Required task - Locate the lines that hold the string "median". Copy every such line.

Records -
------

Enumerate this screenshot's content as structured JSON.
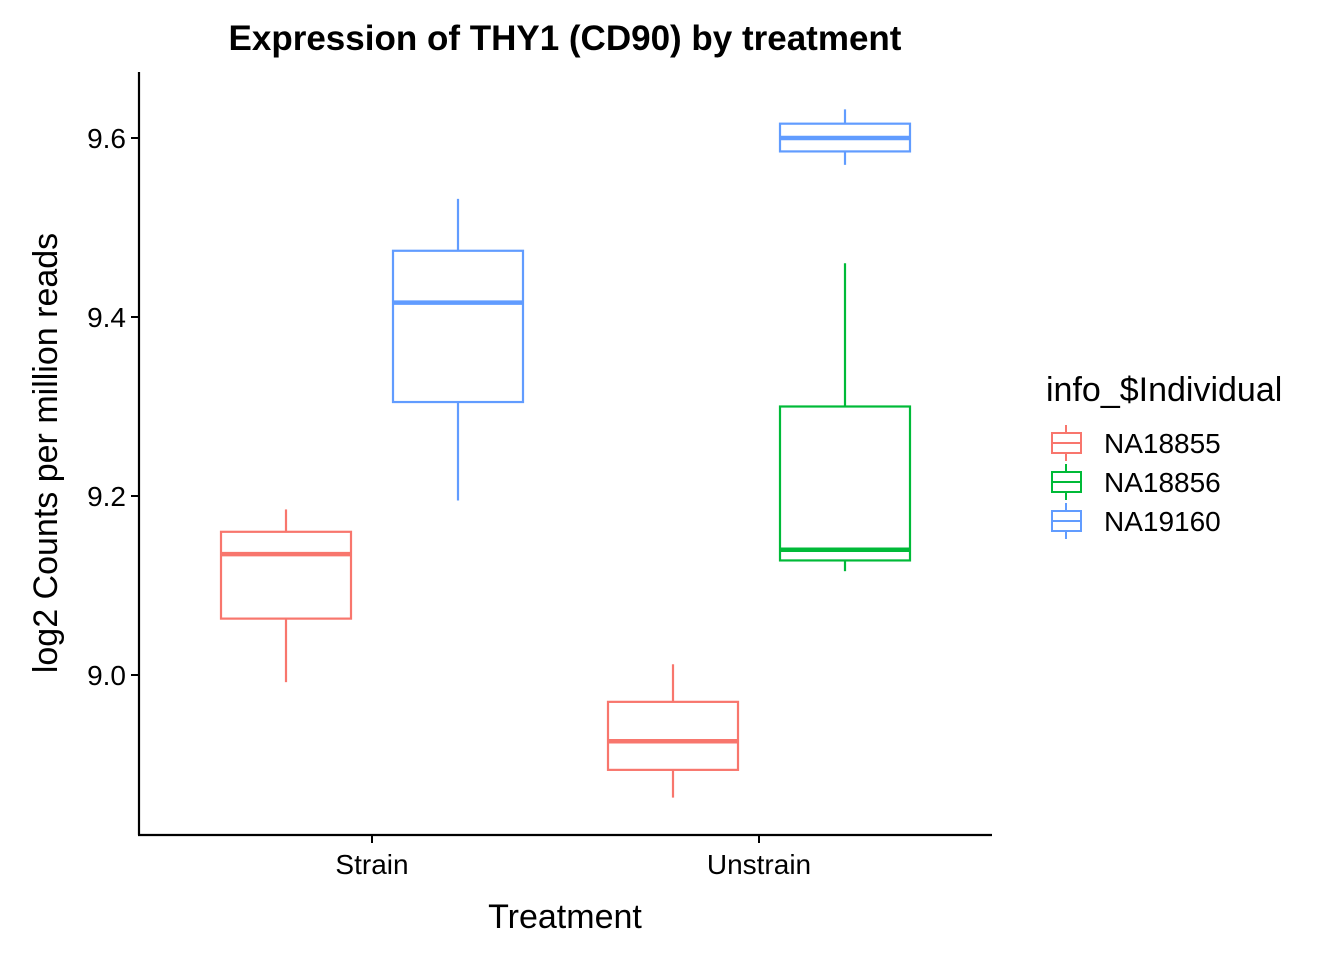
{
  "chart_data": {
    "type": "boxplot",
    "title": "Expression of THY1 (CD90) by treatment",
    "xlabel": "Treatment",
    "ylabel": "log2 Counts per million reads",
    "categories": [
      "Strain",
      "Unstrain"
    ],
    "yticks": [
      "9.0",
      "9.2",
      "9.4",
      "9.6"
    ],
    "ylim": [
      8.825,
      9.67
    ],
    "grid": false,
    "legend": {
      "title": "info_$Individual",
      "placement": "right",
      "entries": [
        "NA18855",
        "NA18856",
        "NA19160"
      ]
    },
    "series": [
      {
        "name": "NA18855",
        "color": "#F8766D",
        "boxes": [
          {
            "category": "Strain",
            "min": 8.992,
            "q1": 9.063,
            "median": 9.135,
            "q3": 9.16,
            "max": 9.185
          },
          {
            "category": "Unstrain",
            "min": 8.863,
            "q1": 8.894,
            "median": 8.926,
            "q3": 8.97,
            "max": 9.012
          }
        ]
      },
      {
        "name": "NA18856",
        "color": "#00BA38",
        "boxes": [
          {
            "category": "Unstrain",
            "min": 9.116,
            "q1": 9.128,
            "median": 9.14,
            "q3": 9.3,
            "max": 9.46
          }
        ]
      },
      {
        "name": "NA19160",
        "color": "#619CFF",
        "boxes": [
          {
            "category": "Strain",
            "min": 9.195,
            "q1": 9.305,
            "median": 9.416,
            "q3": 9.474,
            "max": 9.532
          },
          {
            "category": "Unstrain",
            "min": 9.57,
            "q1": 9.585,
            "median": 9.6,
            "q3": 9.616,
            "max": 9.632
          }
        ]
      }
    ]
  }
}
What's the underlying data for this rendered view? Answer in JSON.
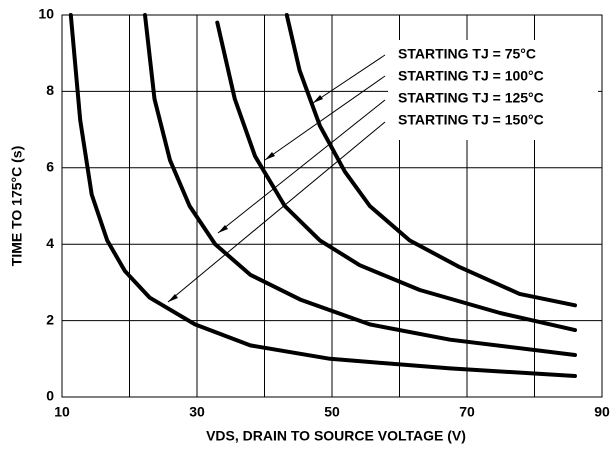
{
  "chart_data": {
    "type": "line",
    "xlabel": "VDS, DRAIN TO SOURCE VOLTAGE (V)",
    "ylabel": "TIME TO 175°C (s)",
    "xlim": [
      10,
      90
    ],
    "ylim": [
      0,
      10
    ],
    "xticks": [
      10,
      30,
      50,
      70,
      90
    ],
    "x_minor_grid": [
      20,
      40,
      60,
      80
    ],
    "yticks": [
      0,
      2,
      4,
      6,
      8,
      10
    ],
    "grid": true,
    "series": [
      {
        "name": "STARTING TJ = 75°C",
        "color": "#000000",
        "x": [
          43.3,
          45.2,
          48.2,
          51.9,
          55.6,
          61.5,
          68.9,
          77.8,
          86
        ],
        "values": [
          10,
          8.55,
          7.1,
          5.9,
          5.0,
          4.1,
          3.4,
          2.7,
          2.4
        ]
      },
      {
        "name": "STARTING TJ = 100°C",
        "color": "#000000",
        "x": [
          33,
          35.6,
          38.6,
          43,
          48.2,
          54.1,
          63,
          74.9,
          86
        ],
        "values": [
          9.8,
          7.8,
          6.3,
          5.0,
          4.1,
          3.45,
          2.8,
          2.2,
          1.75
        ]
      },
      {
        "name": "STARTING TJ = 125°C",
        "color": "#000000",
        "x": [
          22.3,
          23.7,
          26,
          28.9,
          32.7,
          37.9,
          45.3,
          55.6,
          67.5,
          86
        ],
        "values": [
          10,
          7.8,
          6.2,
          5.0,
          4.0,
          3.2,
          2.55,
          1.9,
          1.5,
          1.1
        ]
      },
      {
        "name": "STARTING TJ = 150°C",
        "color": "#000000",
        "x": [
          11.3,
          12.7,
          14.4,
          16.7,
          19.3,
          23,
          29.7,
          37.9,
          49.7,
          67.5,
          86
        ],
        "values": [
          10,
          7.25,
          5.3,
          4.1,
          3.3,
          2.6,
          1.9,
          1.35,
          1.0,
          0.75,
          0.55
        ]
      }
    ]
  }
}
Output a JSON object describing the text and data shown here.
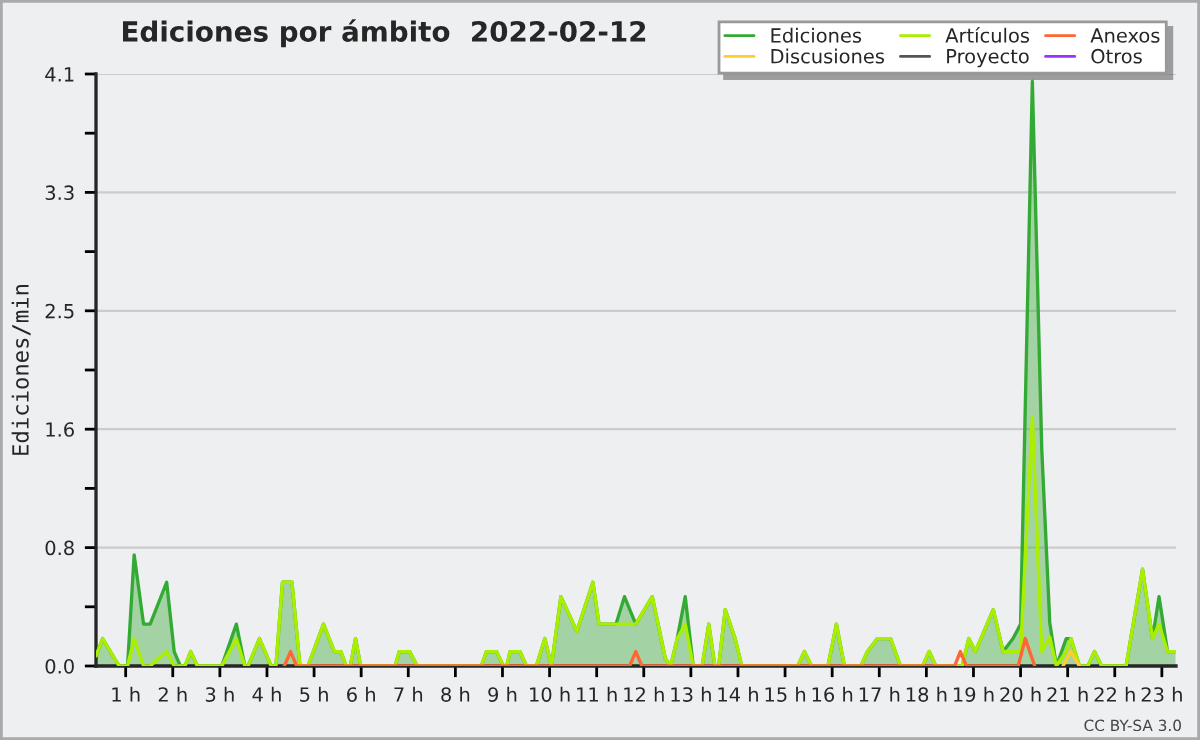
{
  "chart_data": {
    "type": "line",
    "title": "Ediciones por ámbito  2022-02-12",
    "ylabel": "Ediciones/min",
    "annotations": [
      "CC BY-SA 3.0"
    ],
    "xlim": [
      0.37,
      23.3
    ],
    "xticks": [
      {
        "value": 1,
        "label": "1 h"
      },
      {
        "value": 2,
        "label": "2 h"
      },
      {
        "value": 3,
        "label": "3 h"
      },
      {
        "value": 4,
        "label": "4 h"
      },
      {
        "value": 5,
        "label": "5 h"
      },
      {
        "value": 6,
        "label": "6 h"
      },
      {
        "value": 7,
        "label": "7 h"
      },
      {
        "value": 8,
        "label": "8 h"
      },
      {
        "value": 9,
        "label": "9 h"
      },
      {
        "value": 10,
        "label": "10 h"
      },
      {
        "value": 11,
        "label": "11 h"
      },
      {
        "value": 12,
        "label": "12 h"
      },
      {
        "value": 13,
        "label": "13 h"
      },
      {
        "value": 14,
        "label": "14 h"
      },
      {
        "value": 15,
        "label": "15 h"
      },
      {
        "value": 16,
        "label": "16 h"
      },
      {
        "value": 17,
        "label": "17 h"
      },
      {
        "value": 18,
        "label": "18 h"
      },
      {
        "value": 19,
        "label": "19 h"
      },
      {
        "value": 20,
        "label": "20 h"
      },
      {
        "value": 21,
        "label": "21 h"
      },
      {
        "value": 22,
        "label": "22 h"
      },
      {
        "value": 23,
        "label": "23 h"
      }
    ],
    "ylim": [
      0,
      4.1
    ],
    "yticks": [
      {
        "value": 0,
        "label": "0.0"
      },
      {
        "value": 0.41,
        "label": null
      },
      {
        "value": 0.82,
        "label": "0.8"
      },
      {
        "value": 1.23,
        "label": null
      },
      {
        "value": 1.64,
        "label": "1.6"
      },
      {
        "value": 2.05,
        "label": null
      },
      {
        "value": 2.46,
        "label": "2.5"
      },
      {
        "value": 2.87,
        "label": null
      },
      {
        "value": 3.28,
        "label": "3.3"
      },
      {
        "value": 3.69,
        "label": null
      },
      {
        "value": 4.1,
        "label": "4.1"
      }
    ],
    "grid": "y",
    "legend": "top right",
    "series": [
      {
        "name": "Ediciones",
        "type": "area",
        "color": "#33aa33",
        "x": [
          0.37,
          0.51,
          0.86,
          1.04,
          1.18,
          1.38,
          1.52,
          1.87,
          2.03,
          2.16,
          2.26,
          2.38,
          2.52,
          3.04,
          3.35,
          3.53,
          3.6,
          3.84,
          4.09,
          4.19,
          4.33,
          4.53,
          4.7,
          4.87,
          5.2,
          5.43,
          5.57,
          5.68,
          5.77,
          5.88,
          5.99,
          6.72,
          6.81,
          7.03,
          7.19,
          8.55,
          8.66,
          8.87,
          9.02,
          9.09,
          9.16,
          9.37,
          9.51,
          9.72,
          9.9,
          10.04,
          10.24,
          10.58,
          10.92,
          11.05,
          11.41,
          11.59,
          11.83,
          12.18,
          12.46,
          12.57,
          12.71,
          12.88,
          13.05,
          13.24,
          13.38,
          13.51,
          13.59,
          13.73,
          13.94,
          14.08,
          15.27,
          15.41,
          15.56,
          15.91,
          16.09,
          16.26,
          16.61,
          16.75,
          16.96,
          17.24,
          17.45,
          17.92,
          18.06,
          18.2,
          18.76,
          18.9,
          19.04,
          19.42,
          19.63,
          19.84,
          20.0,
          20.25,
          20.45,
          20.62,
          20.76,
          20.97,
          21.07,
          21.25,
          21.43,
          21.57,
          21.72,
          22.24,
          22.59,
          22.8,
          22.94,
          23.12,
          23.29
        ],
        "values": [
          0.07,
          0.19,
          0,
          0,
          0.77,
          0.29,
          0.29,
          0.58,
          0.1,
          0,
          0,
          0.1,
          0,
          0,
          0.29,
          0,
          0,
          0.19,
          0,
          0,
          0.58,
          0.58,
          0,
          0,
          0.29,
          0.1,
          0.1,
          0,
          0,
          0.19,
          0,
          0,
          0.1,
          0.1,
          0,
          0,
          0.1,
          0.1,
          0,
          0,
          0.1,
          0.1,
          0,
          0,
          0.19,
          0,
          0.48,
          0.24,
          0.58,
          0.29,
          0.29,
          0.48,
          0.29,
          0.48,
          0.05,
          0,
          0.19,
          0.48,
          0,
          0,
          0.29,
          0,
          0,
          0.39,
          0.19,
          0,
          0,
          0.1,
          0,
          0,
          0.29,
          0,
          0,
          0.1,
          0.19,
          0.19,
          0,
          0,
          0.1,
          0,
          0,
          0.19,
          0.1,
          0.39,
          0.1,
          0.19,
          0.29,
          4.05,
          1.5,
          0.3,
          0,
          0.19,
          0.19,
          0,
          0,
          0.1,
          0,
          0,
          0.67,
          0.19,
          0.48,
          0.1,
          0.1
        ]
      },
      {
        "name": "Discusiones",
        "color": "#ffcc33",
        "x": [
          20.9,
          21.07,
          21.25
        ],
        "values": [
          0,
          0.1,
          0
        ]
      },
      {
        "name": "Artículos",
        "color": "#aaee00",
        "x": [
          0.37,
          0.51,
          0.86,
          1.04,
          1.18,
          1.38,
          1.52,
          1.87,
          2.03,
          2.16,
          2.26,
          2.38,
          2.52,
          3.04,
          3.35,
          3.53,
          3.6,
          3.84,
          4.09,
          4.19,
          4.33,
          4.53,
          4.7,
          4.87,
          5.2,
          5.43,
          5.57,
          5.68,
          5.77,
          5.88,
          5.99,
          6.72,
          6.81,
          7.03,
          7.19,
          8.55,
          8.66,
          8.87,
          9.02,
          9.09,
          9.16,
          9.37,
          9.51,
          9.72,
          9.9,
          10.04,
          10.24,
          10.58,
          10.92,
          11.05,
          11.41,
          11.59,
          11.83,
          12.18,
          12.46,
          12.57,
          12.71,
          12.88,
          13.05,
          13.24,
          13.38,
          13.51,
          13.59,
          13.73,
          13.94,
          14.08,
          15.27,
          15.41,
          15.56,
          15.91,
          16.09,
          16.26,
          16.61,
          16.75,
          16.96,
          17.24,
          17.45,
          17.92,
          18.06,
          18.2,
          18.76,
          18.9,
          19.04,
          19.42,
          19.63,
          19.84,
          20.0,
          20.25,
          20.45,
          20.62,
          20.76,
          20.97,
          21.07,
          21.25,
          21.43,
          21.57,
          21.72,
          22.24,
          22.59,
          22.8,
          22.94,
          23.12,
          23.29
        ],
        "values": [
          0.07,
          0.19,
          0,
          0,
          0.19,
          0,
          0,
          0.1,
          0,
          0,
          0,
          0.1,
          0,
          0,
          0.19,
          0,
          0,
          0.19,
          0,
          0,
          0.58,
          0.58,
          0,
          0,
          0.29,
          0.1,
          0.1,
          0,
          0,
          0.19,
          0,
          0,
          0.1,
          0.1,
          0,
          0,
          0.1,
          0.1,
          0,
          0,
          0.1,
          0.1,
          0,
          0,
          0.19,
          0,
          0.48,
          0.24,
          0.58,
          0.29,
          0.29,
          0.29,
          0.29,
          0.48,
          0.05,
          0,
          0.19,
          0.29,
          0,
          0,
          0.29,
          0,
          0,
          0.39,
          0.19,
          0,
          0,
          0.1,
          0,
          0,
          0.29,
          0,
          0,
          0.1,
          0.19,
          0.19,
          0,
          0,
          0.1,
          0,
          0,
          0.19,
          0.1,
          0.39,
          0.1,
          0.1,
          0.1,
          1.72,
          0.1,
          0.2,
          0,
          0.1,
          0.19,
          0,
          0,
          0.1,
          0,
          0,
          0.67,
          0.19,
          0.29,
          0.1,
          0.1
        ]
      },
      {
        "name": "Proyecto",
        "color": "#555555"
      },
      {
        "name": "Anexos",
        "color": "#ff6633",
        "x": [
          4.37,
          4.5,
          4.63,
          11.7,
          11.83,
          11.96,
          18.6,
          18.72,
          18.85,
          19.95,
          20.1,
          20.3
        ],
        "values": [
          0,
          0.1,
          0,
          0,
          0.1,
          0,
          0,
          0.1,
          0,
          0,
          0.19,
          0
        ]
      },
      {
        "name": "Otros",
        "color": "#9933ff"
      }
    ]
  }
}
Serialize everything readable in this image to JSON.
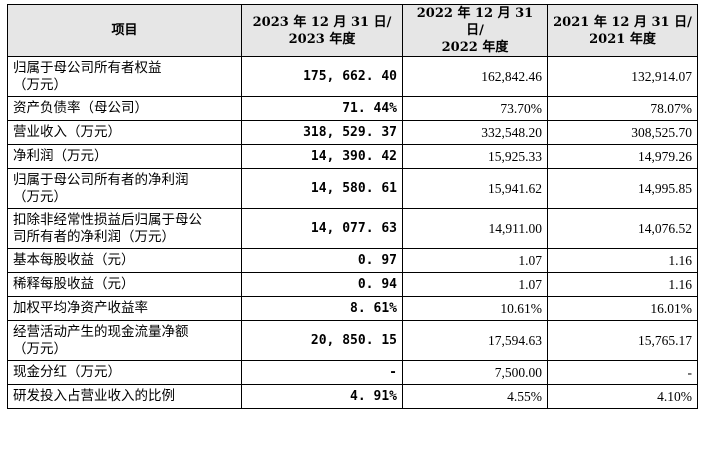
{
  "header": {
    "item": "项目",
    "col2023_l1": "2023 年 12 月 31 日/",
    "col2023_l2": "2023 年度",
    "col2022_l1": "2022 年 12 月 31 日/",
    "col2022_l2": "2022 年度",
    "col2021_l1": "2021 年 12 月 31 日/",
    "col2021_l2": "2021 年度"
  },
  "rows": [
    {
      "label_l1": "归属于母公司所有者权益",
      "label_l2": "（万元）",
      "v2023": "175, 662. 40",
      "v2022": "162,842.46",
      "v2021": "132,914.07"
    },
    {
      "label_l1": "资产负债率（母公司）",
      "label_l2": "",
      "v2023": "71. 44%",
      "v2022": "73.70%",
      "v2021": "78.07%"
    },
    {
      "label_l1": "营业收入（万元）",
      "label_l2": "",
      "v2023": "318, 529. 37",
      "v2022": "332,548.20",
      "v2021": "308,525.70"
    },
    {
      "label_l1": "净利润（万元）",
      "label_l2": "",
      "v2023": "14, 390. 42",
      "v2022": "15,925.33",
      "v2021": "14,979.26"
    },
    {
      "label_l1": "归属于母公司所有者的净利润",
      "label_l2": "（万元）",
      "v2023": "14, 580. 61",
      "v2022": "15,941.62",
      "v2021": "14,995.85"
    },
    {
      "label_l1": "扣除非经常性损益后归属于母公",
      "label_l2": "司所有者的净利润（万元）",
      "v2023": "14, 077. 63",
      "v2022": "14,911.00",
      "v2021": "14,076.52"
    },
    {
      "label_l1": "基本每股收益（元）",
      "label_l2": "",
      "v2023": "0. 97",
      "v2022": "1.07",
      "v2021": "1.16"
    },
    {
      "label_l1": "稀释每股收益（元）",
      "label_l2": "",
      "v2023": "0. 94",
      "v2022": "1.07",
      "v2021": "1.16"
    },
    {
      "label_l1": "加权平均净资产收益率",
      "label_l2": "",
      "v2023": "8. 61%",
      "v2022": "10.61%",
      "v2021": "16.01%"
    },
    {
      "label_l1": "经营活动产生的现金流量净额",
      "label_l2": "（万元）",
      "v2023": "20, 850. 15",
      "v2022": "17,594.63",
      "v2021": "15,765.17"
    },
    {
      "label_l1": "现金分红（万元）",
      "label_l2": "",
      "v2023": "-",
      "v2022": "7,500.00",
      "v2021": "-"
    },
    {
      "label_l1": "研发投入占营业收入的比例",
      "label_l2": "",
      "v2023": "4. 91%",
      "v2022": "4.55%",
      "v2021": "4.10%"
    }
  ]
}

------

Answer to the exercise -
            "median": 9.135,
            "median": 8.926,
            "median": 9.14,
            "median": 9.416,
            "median": 9.6,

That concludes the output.